What this task involves:
The records below hold pictures; please leave those out and retype the rest exactly.

Entries supplied:
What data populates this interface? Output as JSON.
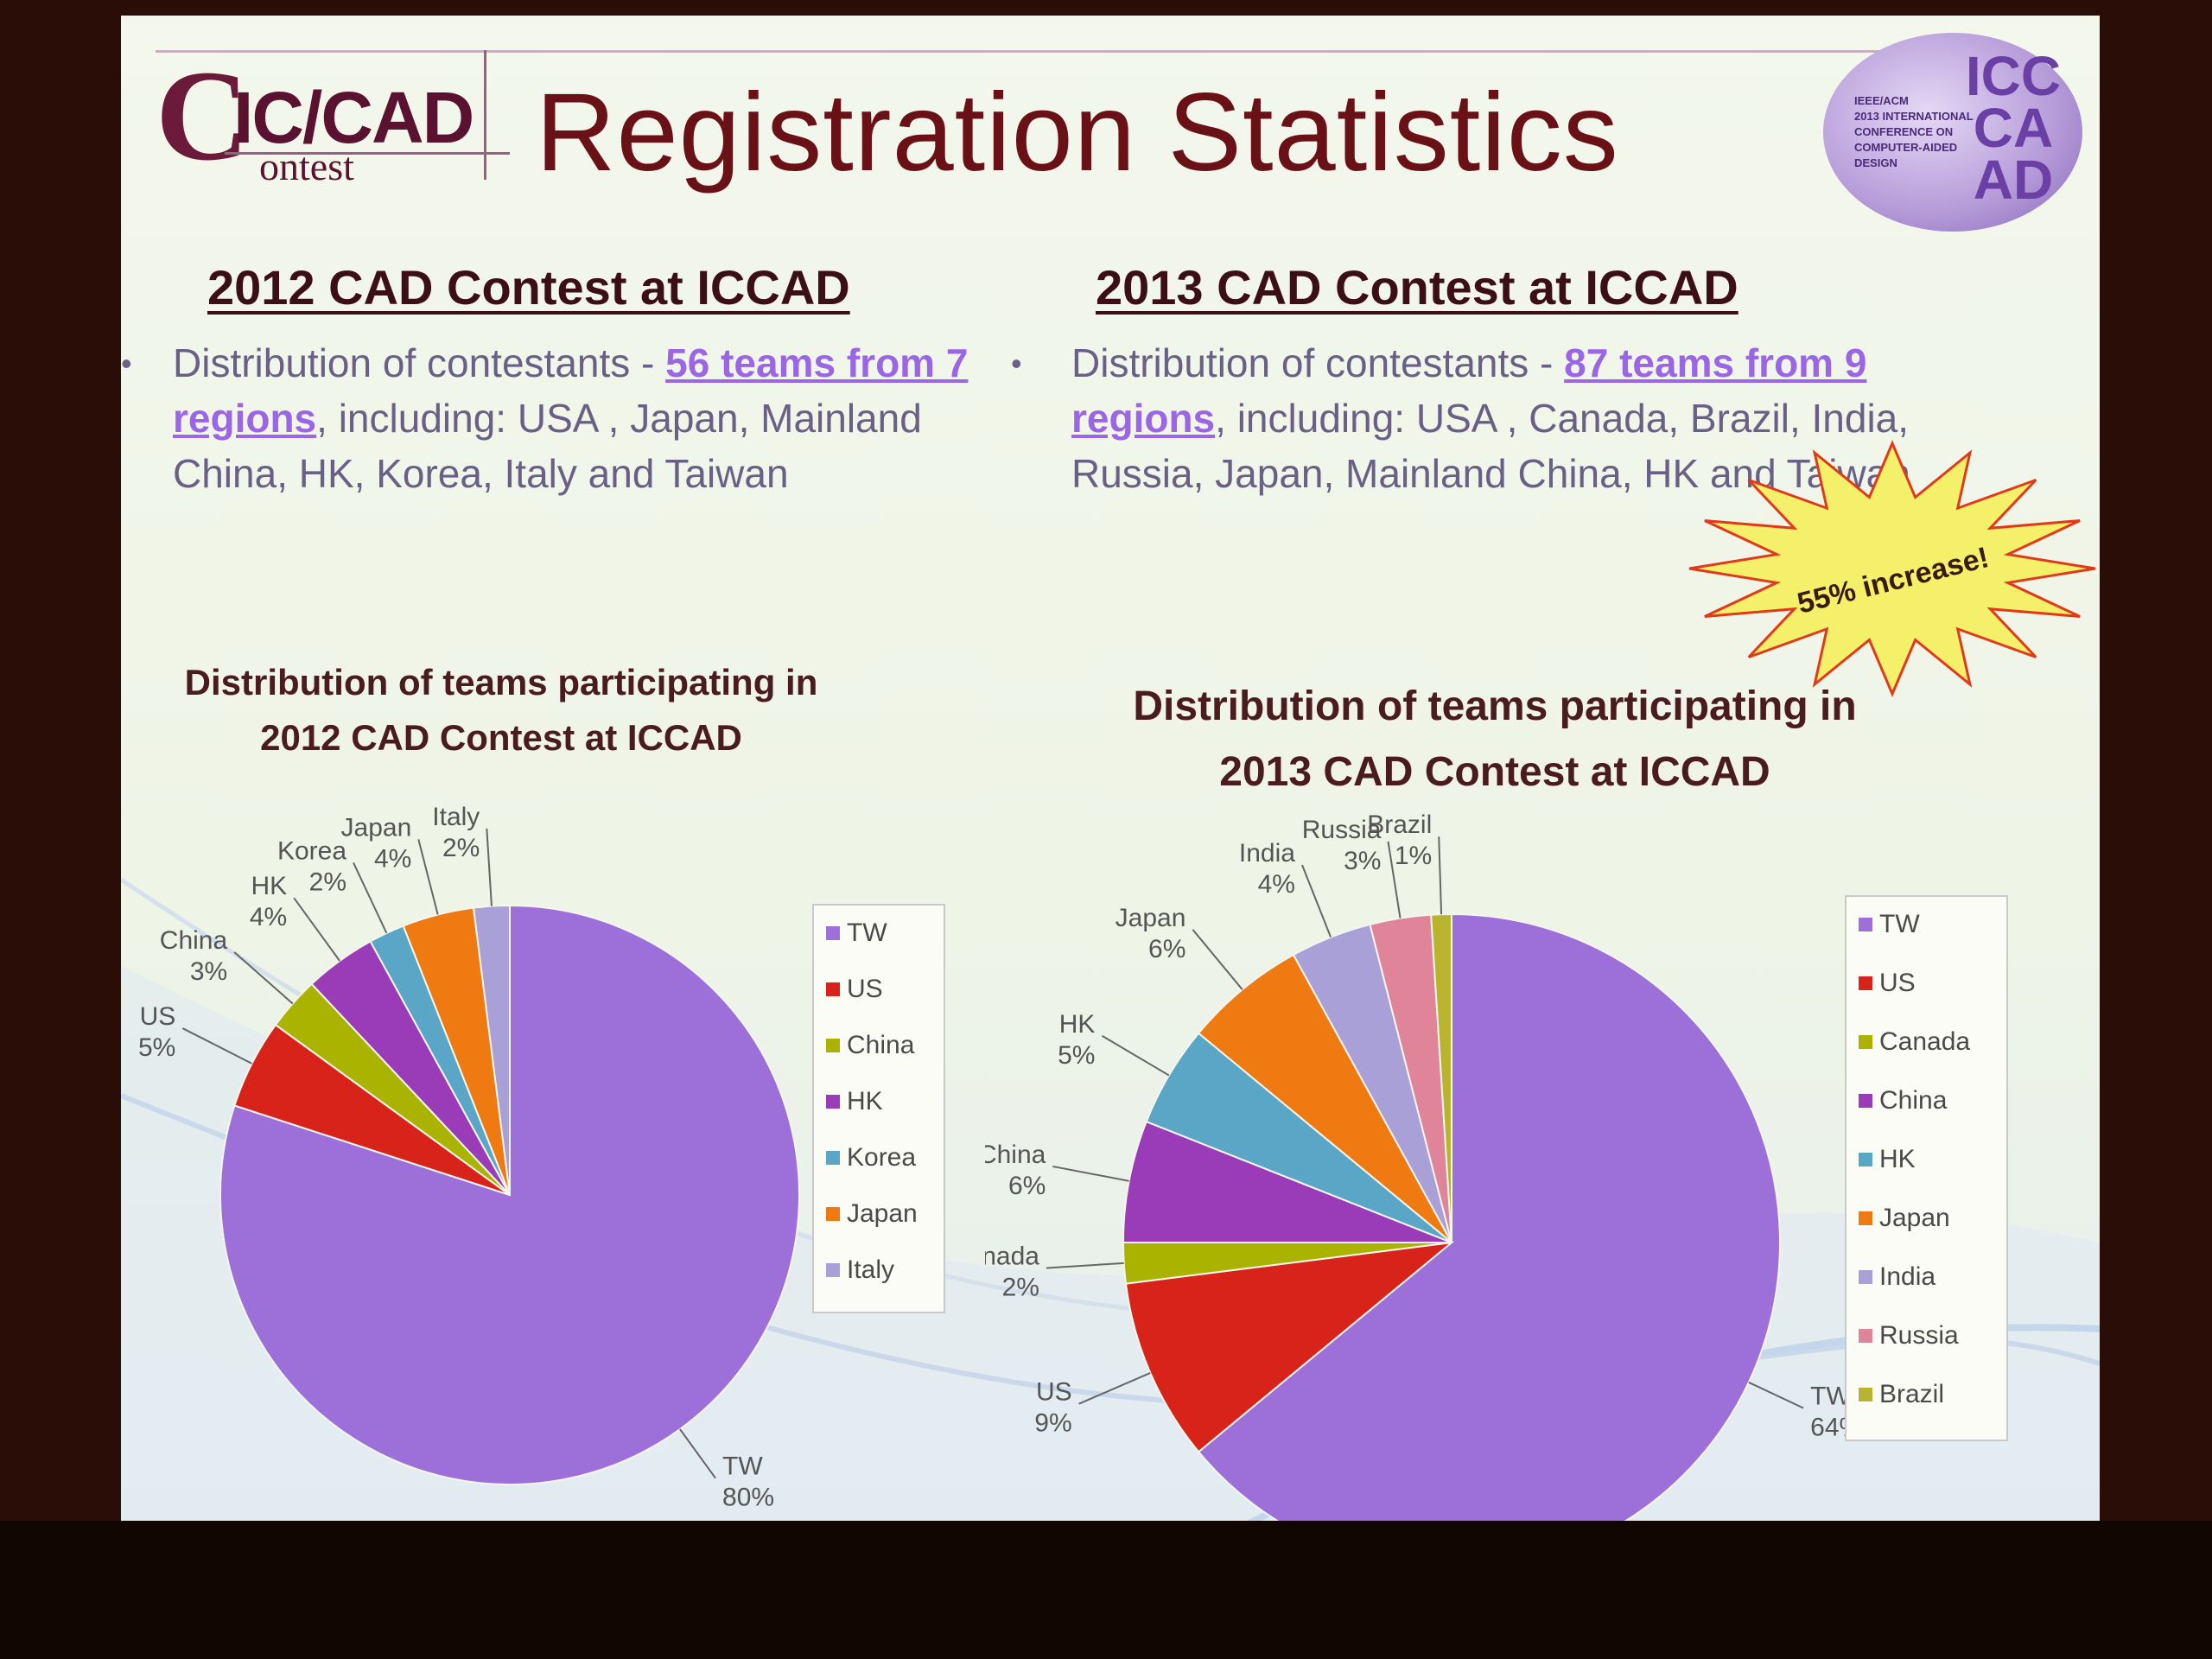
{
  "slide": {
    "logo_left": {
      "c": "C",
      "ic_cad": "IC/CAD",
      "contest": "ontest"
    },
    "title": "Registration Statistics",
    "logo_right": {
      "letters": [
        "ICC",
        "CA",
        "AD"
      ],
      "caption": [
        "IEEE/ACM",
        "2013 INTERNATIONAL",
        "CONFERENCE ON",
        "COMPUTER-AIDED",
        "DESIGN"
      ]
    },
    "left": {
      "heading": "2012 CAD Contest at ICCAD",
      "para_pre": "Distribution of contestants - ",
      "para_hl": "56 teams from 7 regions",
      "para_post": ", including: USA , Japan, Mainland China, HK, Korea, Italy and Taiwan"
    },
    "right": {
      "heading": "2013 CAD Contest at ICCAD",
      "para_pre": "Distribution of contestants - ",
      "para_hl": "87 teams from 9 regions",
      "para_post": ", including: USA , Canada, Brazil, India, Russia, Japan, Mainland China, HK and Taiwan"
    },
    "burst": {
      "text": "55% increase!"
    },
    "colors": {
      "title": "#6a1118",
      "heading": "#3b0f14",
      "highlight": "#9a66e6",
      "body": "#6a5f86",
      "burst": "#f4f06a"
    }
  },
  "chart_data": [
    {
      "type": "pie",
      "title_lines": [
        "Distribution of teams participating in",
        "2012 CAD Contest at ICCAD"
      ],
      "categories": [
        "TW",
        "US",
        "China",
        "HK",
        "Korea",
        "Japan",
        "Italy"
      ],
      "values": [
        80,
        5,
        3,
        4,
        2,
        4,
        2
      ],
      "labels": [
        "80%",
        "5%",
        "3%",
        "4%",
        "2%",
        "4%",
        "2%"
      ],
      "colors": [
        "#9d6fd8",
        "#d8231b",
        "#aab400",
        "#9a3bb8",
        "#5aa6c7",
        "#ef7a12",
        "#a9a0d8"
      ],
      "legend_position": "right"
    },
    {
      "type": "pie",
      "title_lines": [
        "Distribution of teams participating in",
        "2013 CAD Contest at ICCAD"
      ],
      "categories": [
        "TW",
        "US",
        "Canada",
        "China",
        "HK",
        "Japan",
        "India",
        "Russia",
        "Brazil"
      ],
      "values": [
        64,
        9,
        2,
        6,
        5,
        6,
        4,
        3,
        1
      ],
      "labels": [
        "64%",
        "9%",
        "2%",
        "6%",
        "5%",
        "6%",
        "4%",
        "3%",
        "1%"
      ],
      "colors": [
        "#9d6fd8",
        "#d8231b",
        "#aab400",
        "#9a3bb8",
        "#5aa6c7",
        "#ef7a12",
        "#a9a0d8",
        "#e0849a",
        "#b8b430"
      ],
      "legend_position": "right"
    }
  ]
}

Answer for the task:
What data populates this interface? Output as JSON.
{
  "slide": {
    "logo_left": {
      "c": "C",
      "ic_cad": "IC/CAD",
      "contest": "ontest"
    },
    "title": "Registration Statistics",
    "logo_right": {
      "letters": [
        "ICC",
        "CA",
        "AD"
      ],
      "caption": [
        "IEEE/ACM",
        "2013 INTERNATIONAL",
        "CONFERENCE ON",
        "COMPUTER-AIDED",
        "DESIGN"
      ]
    },
    "left": {
      "heading": "2012 CAD Contest at ICCAD",
      "para_pre": "Distribution of contestants - ",
      "para_hl": "56 teams from 7 regions",
      "para_post": ", including: USA , Japan, Mainland China, HK, Korea, Italy and Taiwan"
    },
    "right": {
      "heading": "2013 CAD Contest at ICCAD",
      "para_pre": "Distribution of contestants - ",
      "para_hl": "87 teams from 9 regions",
      "para_post": ", including: USA , Canada, Brazil, India, Russia, Japan, Mainland China, HK and Taiwan"
    },
    "burst": {
      "text": "55% increase!"
    },
    "colors": {
      "title": "#6a1118",
      "heading": "#3b0f14",
      "highlight": "#9a66e6",
      "body": "#6a5f86",
      "burst": "#f4f06a"
    }
  },
  "chart_data": [
    {
      "type": "pie",
      "title_lines": [
        "Distribution of teams participating in",
        "2012 CAD Contest at ICCAD"
      ],
      "categories": [
        "TW",
        "US",
        "China",
        "HK",
        "Korea",
        "Japan",
        "Italy"
      ],
      "values": [
        80,
        5,
        3,
        4,
        2,
        4,
        2
      ],
      "labels": [
        "80%",
        "5%",
        "3%",
        "4%",
        "2%",
        "4%",
        "2%"
      ],
      "colors": [
        "#9d6fd8",
        "#d8231b",
        "#aab400",
        "#9a3bb8",
        "#5aa6c7",
        "#ef7a12",
        "#a9a0d8"
      ],
      "legend_position": "right"
    },
    {
      "type": "pie",
      "title_lines": [
        "Distribution of teams participating in",
        "2013 CAD Contest at ICCAD"
      ],
      "categories": [
        "TW",
        "US",
        "Canada",
        "China",
        "HK",
        "Japan",
        "India",
        "Russia",
        "Brazil"
      ],
      "values": [
        64,
        9,
        2,
        6,
        5,
        6,
        4,
        3,
        1
      ],
      "labels": [
        "64%",
        "9%",
        "2%",
        "6%",
        "5%",
        "6%",
        "4%",
        "3%",
        "1%"
      ],
      "colors": [
        "#9d6fd8",
        "#d8231b",
        "#aab400",
        "#9a3bb8",
        "#5aa6c7",
        "#ef7a12",
        "#a9a0d8",
        "#e0849a",
        "#b8b430"
      ],
      "legend_position": "right"
    }
  ]
}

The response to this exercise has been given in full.